Nixon hizo del cáncer un enemigo único al que se debía derrotar.
En realidad, el cáncer es una colección de muchas enfermedades distintas, pero lo hemos convertido en un adversario único. Probablemente no es una coincidencia que esto ocurra en una época en que tanto Estados Unidos como el Reino Unido están comprometidos en un combate igualmente abstracto como lo es la llamada «guerra contra el terror».
Este lenguaje bélico puede funcionar bien para organizaciones que hacen campaña e investigan sobre el cáncer. En el competitivo mercado de las fundaciones, necesitan crear mensajes simples de campaña para provocar una respuesta. Natasha Hill, de Cancer Research UK, considera que los donantes responden muy bien a los mensajes que personifican al cáncer y lo tratan como enemigo.
Razón por la cual la agencia de publicidad que diseñó la campaña de Race for Life (la carrera por la vida) quería convertir a sus corredores en «un ejército que corre, baila y canta en la cara estúpida del cáncer con la frase: ‘Cáncer, venimos por ti'».
Efectivamente hay dos tipos de cáncer.

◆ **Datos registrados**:

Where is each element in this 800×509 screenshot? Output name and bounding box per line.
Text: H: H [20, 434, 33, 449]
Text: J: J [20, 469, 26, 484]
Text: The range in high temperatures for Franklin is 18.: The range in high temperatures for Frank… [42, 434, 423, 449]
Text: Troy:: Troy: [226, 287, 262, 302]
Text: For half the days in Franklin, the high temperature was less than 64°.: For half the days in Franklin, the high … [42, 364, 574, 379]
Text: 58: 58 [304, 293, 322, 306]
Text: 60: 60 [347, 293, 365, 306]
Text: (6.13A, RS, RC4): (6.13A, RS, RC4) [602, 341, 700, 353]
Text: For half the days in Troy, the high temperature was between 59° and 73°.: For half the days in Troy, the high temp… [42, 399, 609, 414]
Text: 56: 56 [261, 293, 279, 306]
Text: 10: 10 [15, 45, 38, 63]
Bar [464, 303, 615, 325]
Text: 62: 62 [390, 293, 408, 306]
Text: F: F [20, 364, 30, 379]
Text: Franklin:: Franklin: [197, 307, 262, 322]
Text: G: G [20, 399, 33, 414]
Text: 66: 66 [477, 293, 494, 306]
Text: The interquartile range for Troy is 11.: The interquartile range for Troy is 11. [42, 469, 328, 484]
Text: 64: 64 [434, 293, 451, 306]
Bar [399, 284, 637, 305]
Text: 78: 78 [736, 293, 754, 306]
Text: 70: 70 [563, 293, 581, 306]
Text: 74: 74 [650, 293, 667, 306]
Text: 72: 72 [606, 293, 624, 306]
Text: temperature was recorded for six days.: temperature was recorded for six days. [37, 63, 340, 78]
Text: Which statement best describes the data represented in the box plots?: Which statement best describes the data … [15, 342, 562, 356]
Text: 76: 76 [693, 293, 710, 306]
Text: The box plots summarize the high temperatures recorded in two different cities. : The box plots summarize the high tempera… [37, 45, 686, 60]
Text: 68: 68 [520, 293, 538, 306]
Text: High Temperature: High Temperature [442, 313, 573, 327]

◆ **Aplica lo leído**:
1) En el fragmento sobre el cáncer y el lenguaje bélico, ¿de qué organización es Natasha Hill?
2) Prosigue el fragmento sobre el cáncer y el lenguaje bélico a partir de su última oración.

◆ **Problemas resueltos**:
1) Natasha Hill es de Cancer Research UK.

2)
El de las campañas y programas de investigación que sólo existen en lo abstracto y ha sido tan imbatible, que tiene un estatus mítico que ofende nuestro optimismo evolucionario, esa sensación de que cualquier cosa mala que haya en el mundo se podrá derrotar con ingenio y habilidad. Quizás no vaya demasiado lejos si digo que la lucha contra el cáncer es en verdad una batalla contra la misma muerte.
Pero el cáncer individual, el personal que experimentaremos cerca de un tercio de nosotros, es diferente.
Algunas de las personas con esta enfermedad pueden sentir que el lenguaje de batalla sea útil, pero no todos nosotros. Algunos necesitamos metáforas que se parezcan más a nuestra propia experiencia.
Cuando hace cuatro años me diagnosticaron cáncer, el lenguaje bélico me asustó. En parte, porque no soy una persona muy guerrera y en parte porque -francamente- no había mucho que pudiera hacer para combatir mi cáncer.
Invitado no deseado
Como la mayoría de las formas de cáncer, el mío estaba fuera de mi alcance. No lo podía ver o tocar. No podía operarme yo solo o prescribirme una medicación. Mi mayor objetivo era vivir bien con el cáncer y quizás, con suerte, vivir bien sin ello. Y aun así sentí una extraña sensación de que debía declarar una guerra civil en mi cuerpo. Estas eran mis células de cáncer, una parte de mí que se había creado sin querer.
No veía la posibilidad de llegar a quererlas, pero tampoco sentí que ayudaría convertir mi cuerpo en una zona de guerra. No quiero de igual forma a todas las partes de mi cuerpo, pero tengo como regla intentar no odiar a ninguna de ellas.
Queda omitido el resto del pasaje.